Monday, March 26, 2007

Wall Street

First, I'd like to begin by saying I had an amazing time in Manhattan! With the exception of my sister's wedding, they were the best five days of my life. There wasn't a single moment I regretted going. Thank you to everyone who went, you are all amazing! Thank you to Ross and Morag, and also to Colin for everything he did organisation-wise in Liverpool. New York is an awesome place and I can't wait to go back -- there's so many things left to do!

I've been trying for days to write a decent blog entry. I've given up. What follows is only a brief description of a scene I witnessed on the Friday. Feel free to draw your own meanings and significances from the scene I describe.

After we had got back from Ellis Island, we went down Wall Street. Most, if not all of us, were there. No district of Manhattan is the same as another, and the financial district is no exception to the rule. I really enjoyed walking down there, among all the tightly built skyscrapers. The blustery wind was threatening to seize control of the umbrella Ruth lent me, but we battled on. I love the architecture of the Trump Building in particular:


Not far past the Trump Building, there was a worn out, scruffy, homeless women. I didn't get a good look at her, but she appeared dazed and confused, lost in her thoughts and her bewilderment, disorientated by her fear and drowning in the skyscrapers all around. She stumbled on by us, struggling to walk.

Did anyone else notice this women?

All the major economies of our world look to Wall Street, to the New York Stock Exchange, to the financial district of Manhattan -- they all look because it's the financial district of the developed world. And there's a broken women there. With no where to go. With nothing to eat. With no home to go to. And no bed to sleep in. Wall Street cannot accommodate for this women.

All I can do is make assumptions based upon what I saw. I don't know that women's background, and I don't know the stories behind every self-made man walking down Wall Street. But I saw a homeless women stumbling down Wall Street. That remains the most important most significant thing I saw in New York.

Everything I saw and experienced in New York has a degree of realism. Everything has a characteristic of some sort which made it 'real' to me. Even this:


What I saw reminded me of what Bob Dylan sang:
There's a-mighty many people all millin' all around,
They'll kick you when you're up and knock you when you're down.
It's hard times in the city,
Livin' down in New York town.
This song is also an absolute choon and everyone should have a listen (it's somewhere in the depths of Blackboard).

Yours, wherever you may be,
Daniel C. Wright.

Thursday, March 08, 2007

Back To The Future: Living Through The Legacy Of Sir Henry Morton Stanley

July 22, 2005. My sister gets married in glorious sunshine in front of a packed church. After a beautiful service, the two families gather in the church yard, struggling to stay cool under the blazing sun. Those who have come up from Devon have brought flowers to place on the grave of some deceased relatives. The people they plan to honour and spent a few moments remembering are my grandmother and grandfather. But there’s a problem.

They wander around aimlessly. They can’t find the grave. The grave is unmarked. There is no headstone to mark out the dead. When they died, my grandparents were the last to be lowered in the family plot. At the time they died, in the early 1990’s, we could not afford a headstone.

Eventually my dad emerges from the church, one of the last to do so. As he shakes hands with well-wishers who tell him how beautiful his daughter is, he sees the Devon relatives searching uselessly. He hurries over to point them in the right direction. I am stood a good distance away, but I can see the displeasure written across his face as he leads the way to the Wright family plot.

Source data —
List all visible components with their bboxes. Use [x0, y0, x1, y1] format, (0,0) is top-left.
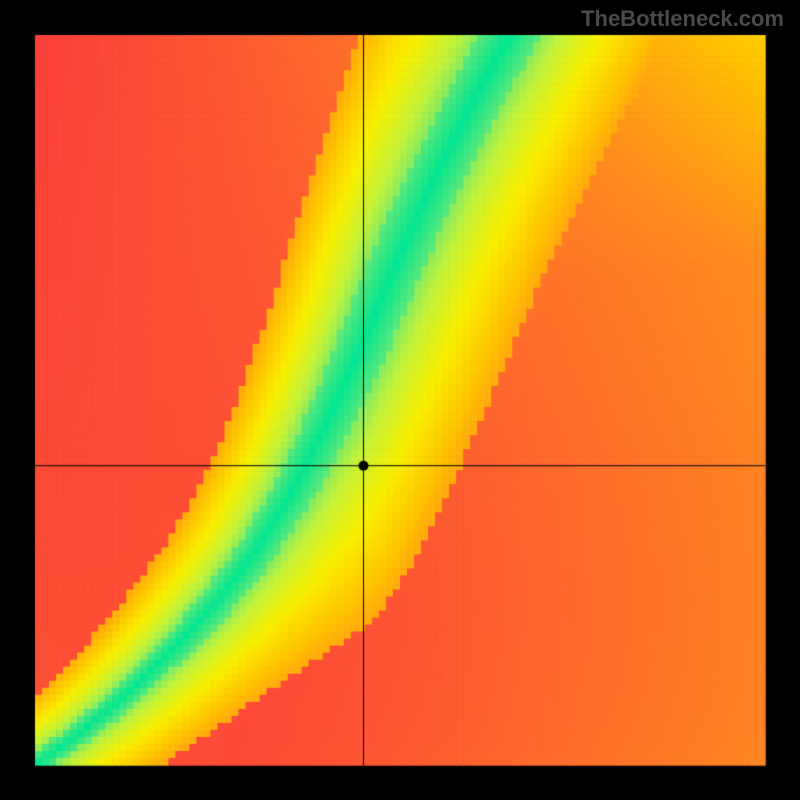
chart-container: { "watermark": { "text": "TheBottleneck.…: [0, 0, 800, 800]
bottleneck-heatmap: [0, 0, 800, 800]
watermark-text: TheBottleneck.com: [581, 6, 784, 32]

Tasks to perform —
a) Decide whether each statement agrees with the blog text: (i) the writer spent five days in Manhattan, (ii) the writer got a good look at the homeless woman on Wall Street, and (iii) the grandparents' grave had a headstone on the day of the wedding. For each, answer yes or no and quote the words of the text that settle it.
b) Using the blog text, answer these questions:
(i) Who lent the writer an umbrella?
(ii) Where had the group come back from before going down Wall Street?
(iii) On what date did the writer's sister get married?
c) Reproduce the passage of the blog text starting at "This song is" and ending at "Daniel C. Wright.".

Answers for this exercise —
a)
(i) Yes: "they were the best five days of my life."
(ii) No: "I didn't get a good look at her"
(iii) No: "There is no headstone to mark out the dead."

b)
(i) Ruth
(ii) Ellis Island
(iii) July 22, 2005

c)
This song is also an absolute choon and everyone should have a listen (it's somewhere in the depths of Blackboard).

Yours, wherever you may be,
Daniel C. Wright.